→ **REQUIREMENT**: Each entry must be given again exactly; images do not belong in the copy.

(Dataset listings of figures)
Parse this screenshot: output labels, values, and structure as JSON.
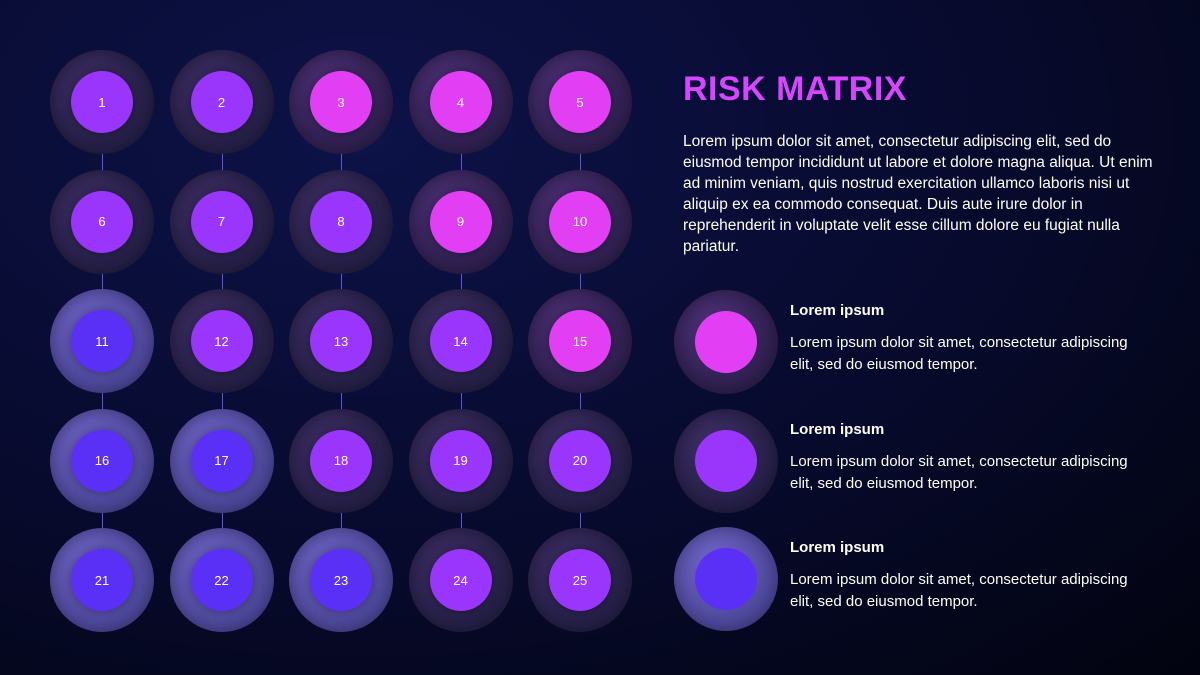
{
  "title": "RISK MATRIX",
  "intro": "Lorem ipsum dolor sit amet, consectetur adipiscing elit, sed do eiusmod tempor incididunt ut labore et dolore magna aliqua. Ut enim ad minim veniam, quis nostrud exercitation ullamco laboris nisi ut aliquip ex ea commodo consequat. Duis aute irure dolor in reprehenderit in voluptate velit esse cillum dolore eu fugiat nulla pariatur.",
  "colors": {
    "high": "#e23ff5",
    "medium": "#9a35fb",
    "low": "#5a30f6",
    "ring_high": "#4a2f73",
    "ring_medium": "#3c2d63",
    "ring_low": "#6c62c4",
    "title": "#d646ff"
  },
  "matrix": {
    "cells": [
      {
        "label": "1",
        "level": "medium"
      },
      {
        "label": "2",
        "level": "medium"
      },
      {
        "label": "3",
        "level": "high"
      },
      {
        "label": "4",
        "level": "high"
      },
      {
        "label": "5",
        "level": "high"
      },
      {
        "label": "6",
        "level": "medium"
      },
      {
        "label": "7",
        "level": "medium"
      },
      {
        "label": "8",
        "level": "medium"
      },
      {
        "label": "9",
        "level": "high"
      },
      {
        "label": "10",
        "level": "high"
      },
      {
        "label": "11",
        "level": "low"
      },
      {
        "label": "12",
        "level": "medium"
      },
      {
        "label": "13",
        "level": "medium"
      },
      {
        "label": "14",
        "level": "medium"
      },
      {
        "label": "15",
        "level": "high"
      },
      {
        "label": "16",
        "level": "low"
      },
      {
        "label": "17",
        "level": "low"
      },
      {
        "label": "18",
        "level": "medium"
      },
      {
        "label": "19",
        "level": "medium"
      },
      {
        "label": "20",
        "level": "medium"
      },
      {
        "label": "21",
        "level": "low"
      },
      {
        "label": "22",
        "level": "low"
      },
      {
        "label": "23",
        "level": "low"
      },
      {
        "label": "24",
        "level": "medium"
      },
      {
        "label": "25",
        "level": "medium"
      }
    ]
  },
  "legend": [
    {
      "level": "high",
      "title": "Lorem ipsum",
      "desc": "Lorem ipsum dolor sit amet, consectetur adipiscing elit, sed do eiusmod tempor."
    },
    {
      "level": "medium",
      "title": "Lorem ipsum",
      "desc": "Lorem ipsum dolor sit amet, consectetur adipiscing elit, sed do eiusmod tempor."
    },
    {
      "level": "low",
      "title": "Lorem ipsum",
      "desc": "Lorem ipsum dolor sit amet, consectetur adipiscing elit, sed do eiusmod tempor."
    }
  ]
}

→ **EXERCISE RESPONSE**:
Parse this screenshot: output labels, values, and structure as JSON.
{
  "title": "RISK MATRIX",
  "intro": "Lorem ipsum dolor sit amet, consectetur adipiscing elit, sed do eiusmod tempor incididunt ut labore et dolore magna aliqua. Ut enim ad minim veniam, quis nostrud exercitation ullamco laboris nisi ut aliquip ex ea commodo consequat. Duis aute irure dolor in reprehenderit in voluptate velit esse cillum dolore eu fugiat nulla pariatur.",
  "colors": {
    "high": "#e23ff5",
    "medium": "#9a35fb",
    "low": "#5a30f6",
    "ring_high": "#4a2f73",
    "ring_medium": "#3c2d63",
    "ring_low": "#6c62c4",
    "title": "#d646ff"
  },
  "matrix": {
    "cells": [
      {
        "label": "1",
        "level": "medium"
      },
      {
        "label": "2",
        "level": "medium"
      },
      {
        "label": "3",
        "level": "high"
      },
      {
        "label": "4",
        "level": "high"
      },
      {
        "label": "5",
        "level": "high"
      },
      {
        "label": "6",
        "level": "medium"
      },
      {
        "label": "7",
        "level": "medium"
      },
      {
        "label": "8",
        "level": "medium"
      },
      {
        "label": "9",
        "level": "high"
      },
      {
        "label": "10",
        "level": "high"
      },
      {
        "label": "11",
        "level": "low"
      },
      {
        "label": "12",
        "level": "medium"
      },
      {
        "label": "13",
        "level": "medium"
      },
      {
        "label": "14",
        "level": "medium"
      },
      {
        "label": "15",
        "level": "high"
      },
      {
        "label": "16",
        "level": "low"
      },
      {
        "label": "17",
        "level": "low"
      },
      {
        "label": "18",
        "level": "medium"
      },
      {
        "label": "19",
        "level": "medium"
      },
      {
        "label": "20",
        "level": "medium"
      },
      {
        "label": "21",
        "level": "low"
      },
      {
        "label": "22",
        "level": "low"
      },
      {
        "label": "23",
        "level": "low"
      },
      {
        "label": "24",
        "level": "medium"
      },
      {
        "label": "25",
        "level": "medium"
      }
    ]
  },
  "legend": [
    {
      "level": "high",
      "title": "Lorem ipsum",
      "desc": "Lorem ipsum dolor sit amet, consectetur adipiscing elit, sed do eiusmod tempor."
    },
    {
      "level": "medium",
      "title": "Lorem ipsum",
      "desc": "Lorem ipsum dolor sit amet, consectetur adipiscing elit, sed do eiusmod tempor."
    },
    {
      "level": "low",
      "title": "Lorem ipsum",
      "desc": "Lorem ipsum dolor sit amet, consectetur adipiscing elit, sed do eiusmod tempor."
    }
  ]
}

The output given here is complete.